Records shown –
——
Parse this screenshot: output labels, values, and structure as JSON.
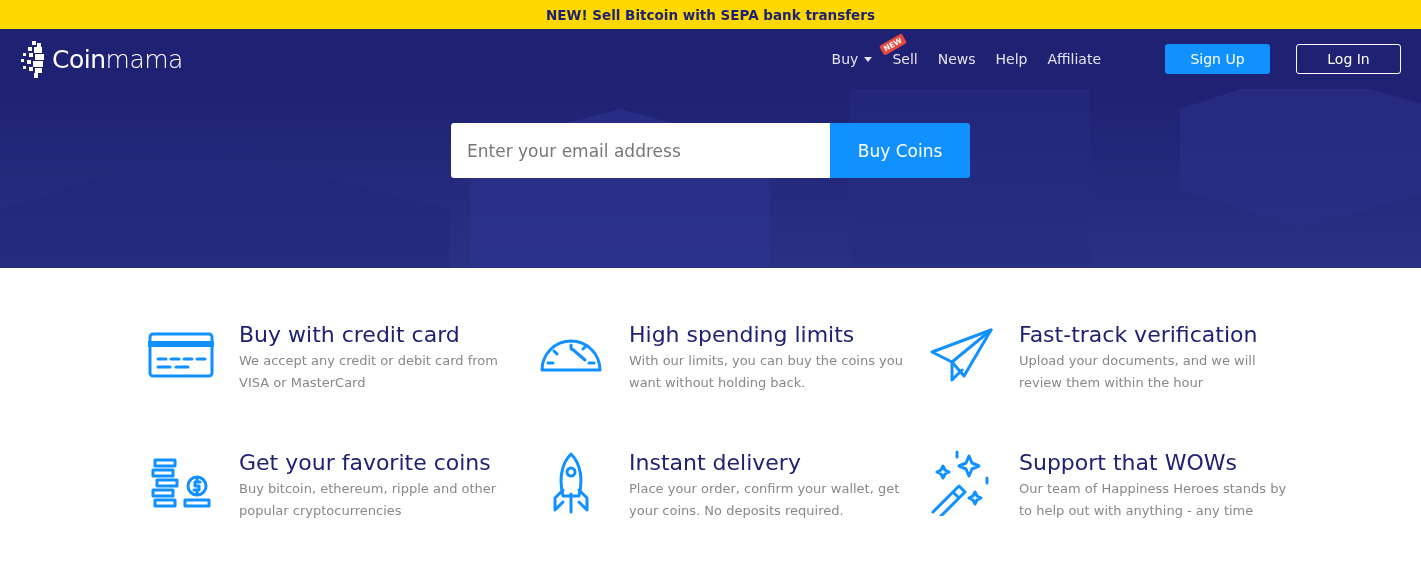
{
  "banner": {
    "text": "NEW! Sell Bitcoin with SEPA bank transfers"
  },
  "logo": {
    "text": "**Coin**mama"
  },
  "nav": {
    "links": [
      {
        "label": "Buy",
        "kind": "dropdown"
      },
      {
        "label": "Sell",
        "kind": "new",
        "badge": "NEW"
      },
      {
        "label": "News",
        "kind": "plain"
      },
      {
        "label": "Help",
        "kind": "plain"
      },
      {
        "label": "Affiliate",
        "kind": "plain"
      }
    ],
    "buttons": [
      {
        "label": "Sign Up",
        "kind": "primary"
      },
      {
        "label": "Log In",
        "kind": "outline"
      }
    ]
  },
  "hero": {
    "email": {
      "placeholder": "Enter your email address"
    },
    "button": "Buy Coins"
  },
  "features": [
    {
      "title": "Buy with credit card",
      "text": "We accept any credit or debit card from VISA or MasterCard"
    },
    {
      "title": "High spending limits",
      "text": "With our limits, you can buy the coins you want without holding back."
    },
    {
      "title": "Fast-track verification",
      "text": "Upload your documents, and we will review them within the hour"
    },
    {
      "title": "Get your favorite coins",
      "text": "Buy bitcoin, ethereum, ripple and other popular cryptocurrencies"
    },
    {
      "title": "Instant delivery",
      "text": "Place your order, confirm your wallet, get your coins. No deposits required."
    },
    {
      "title": "Support that WOWs",
      "text": "Our team of Happiness Heroes stands by to help out with anything - any time"
    }
  ]
}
——
What to do – Omit the pictures and reproduce the listing exactly.

Task answer –
Parse this screenshot: output labels, values, and structure as JSON.
{
  "banner": {
    "text": "NEW! Sell Bitcoin with SEPA bank transfers"
  },
  "logo": {
    "text": "**Coin**mama"
  },
  "nav": {
    "links": [
      {
        "label": "Buy",
        "kind": "dropdown"
      },
      {
        "label": "Sell",
        "kind": "new",
        "badge": "NEW"
      },
      {
        "label": "News",
        "kind": "plain"
      },
      {
        "label": "Help",
        "kind": "plain"
      },
      {
        "label": "Affiliate",
        "kind": "plain"
      }
    ],
    "buttons": [
      {
        "label": "Sign Up",
        "kind": "primary"
      },
      {
        "label": "Log In",
        "kind": "outline"
      }
    ]
  },
  "hero": {
    "email": {
      "placeholder": "Enter your email address"
    },
    "button": "Buy Coins"
  },
  "features": [
    {
      "title": "Buy with credit card",
      "text": "We accept any credit or debit card from VISA or MasterCard"
    },
    {
      "title": "High spending limits",
      "text": "With our limits, you can buy the coins you want without holding back."
    },
    {
      "title": "Fast-track verification",
      "text": "Upload your documents, and we will review them within the hour"
    },
    {
      "title": "Get your favorite coins",
      "text": "Buy bitcoin, ethereum, ripple and other popular cryptocurrencies"
    },
    {
      "title": "Instant delivery",
      "text": "Place your order, confirm your wallet, get your coins. No deposits required."
    },
    {
      "title": "Support that WOWs",
      "text": "Our team of Happiness Heroes stands by to help out with anything - any time"
    }
  ]
}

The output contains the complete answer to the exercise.